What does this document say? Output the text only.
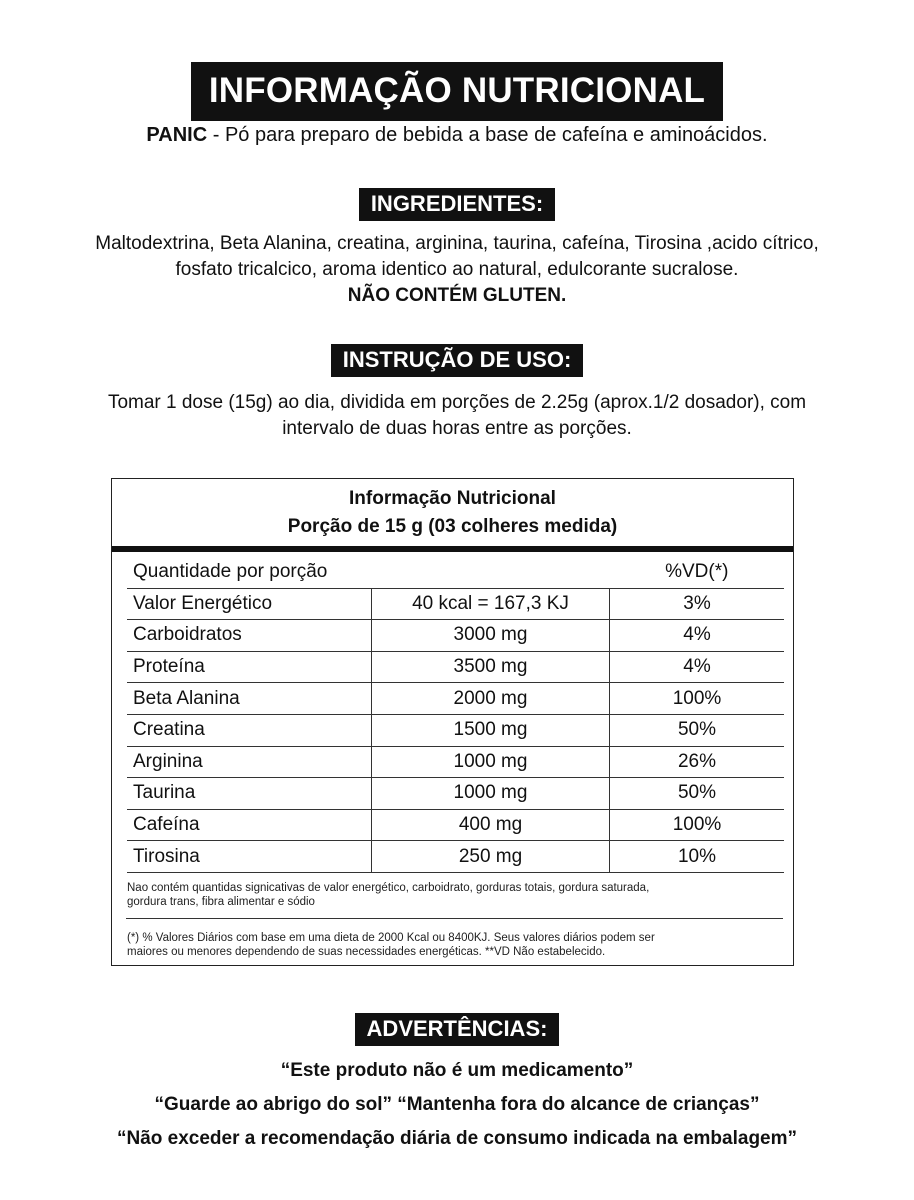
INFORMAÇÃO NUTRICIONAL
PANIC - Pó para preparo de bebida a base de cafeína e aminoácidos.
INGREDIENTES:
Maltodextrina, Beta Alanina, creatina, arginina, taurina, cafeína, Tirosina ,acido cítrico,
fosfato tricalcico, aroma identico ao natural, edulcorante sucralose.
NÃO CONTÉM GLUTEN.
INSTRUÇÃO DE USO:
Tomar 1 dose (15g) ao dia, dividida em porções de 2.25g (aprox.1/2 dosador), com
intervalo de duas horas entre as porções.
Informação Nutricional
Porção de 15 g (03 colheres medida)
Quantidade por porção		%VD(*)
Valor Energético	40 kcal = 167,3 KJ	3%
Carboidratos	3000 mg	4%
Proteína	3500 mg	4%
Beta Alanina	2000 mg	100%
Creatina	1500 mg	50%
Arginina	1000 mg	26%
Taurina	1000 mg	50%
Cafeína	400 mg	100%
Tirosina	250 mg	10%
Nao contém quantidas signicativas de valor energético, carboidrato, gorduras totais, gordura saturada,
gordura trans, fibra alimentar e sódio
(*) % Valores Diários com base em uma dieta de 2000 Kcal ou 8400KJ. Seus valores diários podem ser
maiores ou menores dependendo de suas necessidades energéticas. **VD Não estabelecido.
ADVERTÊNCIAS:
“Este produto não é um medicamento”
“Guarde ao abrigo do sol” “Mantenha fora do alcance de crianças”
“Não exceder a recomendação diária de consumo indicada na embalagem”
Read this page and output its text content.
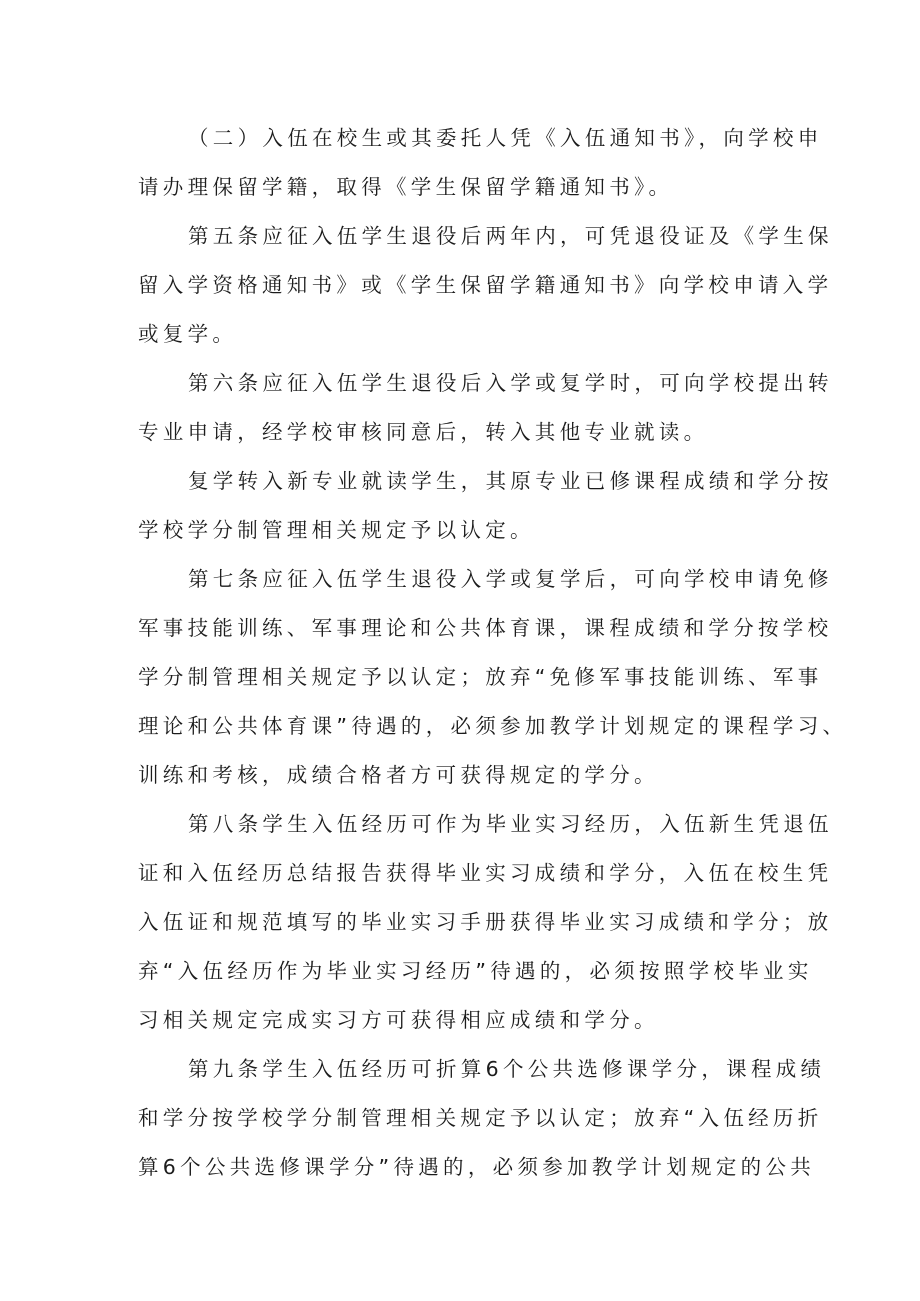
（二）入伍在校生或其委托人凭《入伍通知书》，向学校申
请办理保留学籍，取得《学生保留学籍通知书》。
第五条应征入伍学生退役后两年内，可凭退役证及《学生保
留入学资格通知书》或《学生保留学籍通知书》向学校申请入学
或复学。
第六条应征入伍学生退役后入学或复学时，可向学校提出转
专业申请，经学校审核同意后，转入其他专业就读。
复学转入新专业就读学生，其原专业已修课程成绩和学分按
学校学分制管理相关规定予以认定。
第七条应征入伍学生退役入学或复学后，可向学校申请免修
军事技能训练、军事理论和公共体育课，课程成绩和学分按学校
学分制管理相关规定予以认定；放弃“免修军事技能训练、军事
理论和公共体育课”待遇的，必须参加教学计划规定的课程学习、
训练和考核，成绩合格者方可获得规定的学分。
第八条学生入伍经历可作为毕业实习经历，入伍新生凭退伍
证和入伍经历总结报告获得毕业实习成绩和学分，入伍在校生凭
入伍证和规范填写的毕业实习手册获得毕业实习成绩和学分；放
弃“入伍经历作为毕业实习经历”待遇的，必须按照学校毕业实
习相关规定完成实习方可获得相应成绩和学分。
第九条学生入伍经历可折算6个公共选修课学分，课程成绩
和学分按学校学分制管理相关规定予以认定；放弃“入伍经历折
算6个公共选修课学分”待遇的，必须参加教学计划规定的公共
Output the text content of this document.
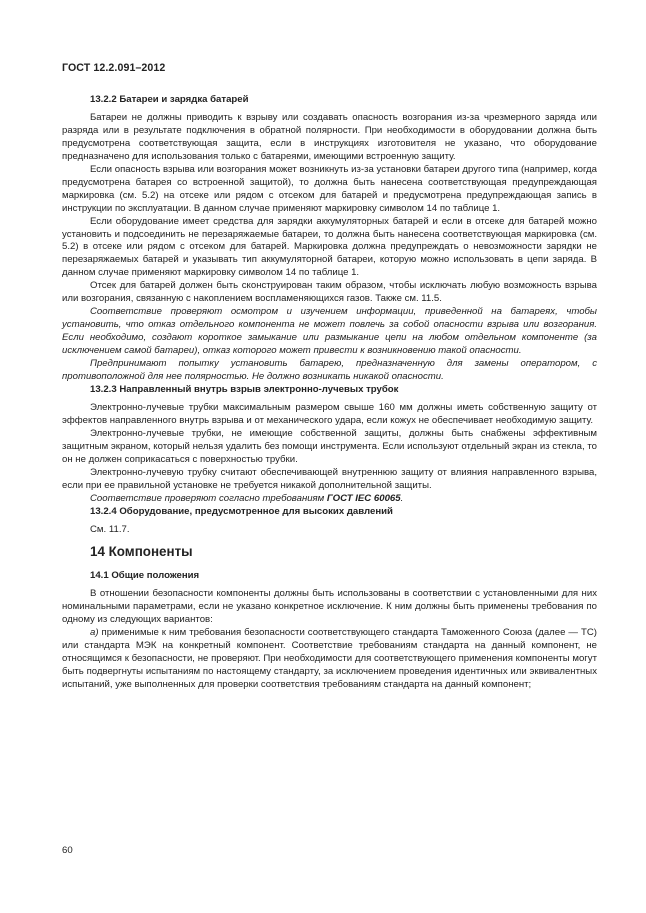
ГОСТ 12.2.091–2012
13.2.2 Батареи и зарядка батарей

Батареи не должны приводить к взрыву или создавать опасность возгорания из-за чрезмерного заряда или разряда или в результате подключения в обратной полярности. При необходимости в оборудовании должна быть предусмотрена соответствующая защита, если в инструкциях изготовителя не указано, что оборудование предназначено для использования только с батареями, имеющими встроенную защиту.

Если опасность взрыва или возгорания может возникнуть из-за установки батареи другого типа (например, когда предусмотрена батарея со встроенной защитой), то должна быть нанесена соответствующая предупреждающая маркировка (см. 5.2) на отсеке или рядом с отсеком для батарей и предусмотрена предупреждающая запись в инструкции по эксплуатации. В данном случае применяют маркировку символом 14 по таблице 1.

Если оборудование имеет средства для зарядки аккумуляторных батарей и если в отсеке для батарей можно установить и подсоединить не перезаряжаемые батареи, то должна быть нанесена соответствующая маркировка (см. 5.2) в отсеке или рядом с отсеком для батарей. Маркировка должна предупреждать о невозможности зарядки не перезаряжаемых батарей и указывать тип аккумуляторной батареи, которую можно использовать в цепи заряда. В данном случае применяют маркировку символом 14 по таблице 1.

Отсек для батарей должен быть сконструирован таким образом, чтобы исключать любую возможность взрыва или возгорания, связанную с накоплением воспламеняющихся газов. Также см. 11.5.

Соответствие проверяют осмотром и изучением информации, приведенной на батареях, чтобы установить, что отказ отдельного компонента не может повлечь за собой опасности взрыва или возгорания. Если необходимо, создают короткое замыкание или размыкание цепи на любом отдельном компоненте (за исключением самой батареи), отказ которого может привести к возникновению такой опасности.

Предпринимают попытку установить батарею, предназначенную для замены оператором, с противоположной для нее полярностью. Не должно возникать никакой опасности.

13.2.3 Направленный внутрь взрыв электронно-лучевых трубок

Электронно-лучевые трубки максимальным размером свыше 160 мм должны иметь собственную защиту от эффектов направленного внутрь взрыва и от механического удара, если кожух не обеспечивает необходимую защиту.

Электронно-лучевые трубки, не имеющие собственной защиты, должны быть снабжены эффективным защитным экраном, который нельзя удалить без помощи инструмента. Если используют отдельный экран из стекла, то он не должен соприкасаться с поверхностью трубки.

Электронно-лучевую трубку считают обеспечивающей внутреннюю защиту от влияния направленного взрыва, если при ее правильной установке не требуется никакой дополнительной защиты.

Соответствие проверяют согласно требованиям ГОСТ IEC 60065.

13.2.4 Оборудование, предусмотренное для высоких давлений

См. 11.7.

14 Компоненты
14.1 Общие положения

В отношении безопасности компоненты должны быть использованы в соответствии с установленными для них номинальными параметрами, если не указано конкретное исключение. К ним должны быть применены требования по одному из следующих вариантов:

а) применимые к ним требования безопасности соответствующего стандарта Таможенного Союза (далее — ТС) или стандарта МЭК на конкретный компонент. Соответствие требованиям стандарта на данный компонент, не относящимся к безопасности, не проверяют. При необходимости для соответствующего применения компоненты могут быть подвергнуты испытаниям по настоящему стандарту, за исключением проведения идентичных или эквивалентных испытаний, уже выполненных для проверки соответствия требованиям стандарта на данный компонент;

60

○ ○ ○

__WHAT TO DO__
Your task is to repeat the data above exactly while excluding the pictures.

__FINISHED ANSWER__
What does this document say? Output the text only.
INFORMAÇÃO NUTRICIONAL
PANIC - Pó para preparo de bebida a base de cafeína e aminoácidos.
INGREDIENTES:
Maltodextrina, Beta Alanina, creatina, arginina, taurina, cafeína, Tirosina ,acido cítrico,
fosfato tricalcico, aroma identico ao natural, edulcorante sucralose.
NÃO CONTÉM GLUTEN.
INSTRUÇÃO DE USO:
Tomar 1 dose (15g) ao dia, dividida em porções de 2.25g (aprox.1/2 dosador), com
intervalo de duas horas entre as porções.
Informação Nutricional
Porção de 15 g (03 colheres medida)
Quantidade por porção		%VD(*)
Valor Energético	40 kcal = 167,3 KJ	3%
Carboidratos	3000 mg	4%
Proteína	3500 mg	4%
Beta Alanina	2000 mg	100%
Creatina	1500 mg	50%
Arginina	1000 mg	26%
Taurina	1000 mg	50%
Cafeína	400 mg	100%
Tirosina	250 mg	10%
Nao contém quantidas signicativas de valor energético, carboidrato, gorduras totais, gordura saturada,
gordura trans, fibra alimentar e sódio
(*) % Valores Diários com base em uma dieta de 2000 Kcal ou 8400KJ. Seus valores diários podem ser
maiores ou menores dependendo de suas necessidades energéticas. **VD Não estabelecido.
ADVERTÊNCIAS:
“Este produto não é um medicamento”
“Guarde ao abrigo do sol” “Mantenha fora do alcance de crianças”
“Não exceder a recomendação diária de consumo indicada na embalagem”
Read this page and output its text content.
（二）入伍在校生或其委托人凭《入伍通知书》，向学校申
请办理保留学籍，取得《学生保留学籍通知书》。
第五条应征入伍学生退役后两年内，可凭退役证及《学生保
留入学资格通知书》或《学生保留学籍通知书》向学校申请入学
或复学。
第六条应征入伍学生退役后入学或复学时，可向学校提出转
专业申请，经学校审核同意后，转入其他专业就读。
复学转入新专业就读学生，其原专业已修课程成绩和学分按
学校学分制管理相关规定予以认定。
第七条应征入伍学生退役入学或复学后，可向学校申请免修
军事技能训练、军事理论和公共体育课，课程成绩和学分按学校
学分制管理相关规定予以认定；放弃“免修军事技能训练、军事
理论和公共体育课”待遇的，必须参加教学计划规定的课程学习、
训练和考核，成绩合格者方可获得规定的学分。
第八条学生入伍经历可作为毕业实习经历，入伍新生凭退伍
证和入伍经历总结报告获得毕业实习成绩和学分，入伍在校生凭
入伍证和规范填写的毕业实习手册获得毕业实习成绩和学分；放
弃“入伍经历作为毕业实习经历”待遇的，必须按照学校毕业实
习相关规定完成实习方可获得相应成绩和学分。
第九条学生入伍经历可折算6个公共选修课学分，课程成绩
和学分按学校学分制管理相关规定予以认定；放弃“入伍经历折
算6个公共选修课学分”待遇的，必须参加教学计划规定的公共
Output the text content of this document.
ГОСТ 12.2.091–2012
13.2.2 Батареи и зарядка батарей

Батареи не должны приводить к взрыву или создавать опасность возгорания из-за чрезмерного заряда или разряда или в результате подключения в обратной полярности. При необходимости в оборудовании должна быть предусмотрена соответствующая защита, если в инструкциях изготовителя не указано, что оборудование предназначено для использования только с батареями, имеющими встроенную защиту.

Если опасность взрыва или возгорания может возникнуть из-за установки батареи другого типа (например, когда предусмотрена батарея со встроенной защитой), то должна быть нанесена соответствующая предупреждающая маркировка (см. 5.2) на отсеке или рядом с отсеком для батарей и предусмотрена предупреждающая запись в инструкции по эксплуатации. В данном случае применяют маркировку символом 14 по таблице 1.

Если оборудование имеет средства для зарядки аккумуляторных батарей и если в отсеке для батарей можно установить и подсоединить не перезаряжаемые батареи, то должна быть нанесена соответствующая маркировка (см. 5.2) в отсеке или рядом с отсеком для батарей. Маркировка должна предупреждать о невозможности зарядки не перезаряжаемых батарей и указывать тип аккумуляторной батареи, которую можно использовать в цепи заряда. В данном случае применяют маркировку символом 14 по таблице 1.

Отсек для батарей должен быть сконструирован таким образом, чтобы исключать любую возможность взрыва или возгорания, связанную с накоплением воспламеняющихся газов. Также см. 11.5.

Соответствие проверяют осмотром и изучением информации, приведенной на батареях, чтобы установить, что отказ отдельного компонента не может повлечь за собой опасности взрыва или возгорания. Если необходимо, создают короткое замыкание или размыкание цепи на любом отдельном компоненте (за исключением самой батареи), отказ которого может привести к возникновению такой опасности.

Предпринимают попытку установить батарею, предназначенную для замены оператором, с противоположной для нее полярностью. Не должно возникать никакой опасности.

13.2.3 Направленный внутрь взрыв электронно-лучевых трубок

Электронно-лучевые трубки максимальным размером свыше 160 мм должны иметь собственную защиту от эффектов направленного внутрь взрыва и от механического удара, если кожух не обеспечивает необходимую защиту.

Электронно-лучевые трубки, не имеющие собственной защиты, должны быть снабжены эффективным защитным экраном, который нельзя удалить без помощи инструмента. Если используют отдельный экран из стекла, то он не должен соприкасаться с поверхностью трубки.

Электронно-лучевую трубку считают обеспечивающей внутреннюю защиту от влияния направленного взрыва, если при ее правильной установке не требуется никакой дополнительной защиты.

Соответствие проверяют согласно требованиям ГОСТ IEC 60065.

13.2.4 Оборудование, предусмотренное для высоких давлений

См. 11.7.

14 Компоненты
14.1 Общие положения

В отношении безопасности компоненты должны быть использованы в соответствии с установленными для них номинальными параметрами, если не указано конкретное исключение. К ним должны быть применены требования по одному из следующих вариантов:

а) применимые к ним требования безопасности соответствующего стандарта Таможенного Союза (далее — ТС) или стандарта МЭК на конкретный компонент. Соответствие требованиям стандарта на данный компонент, не относящимся к безопасности, не проверяют. При необходимости для соответствующего применения компоненты могут быть подвергнуты испытаниям по настоящему стандарту, за исключением проведения идентичных или эквивалентных испытаний, уже выполненных для проверки соответствия требованиям стандарта на данный компонент;

60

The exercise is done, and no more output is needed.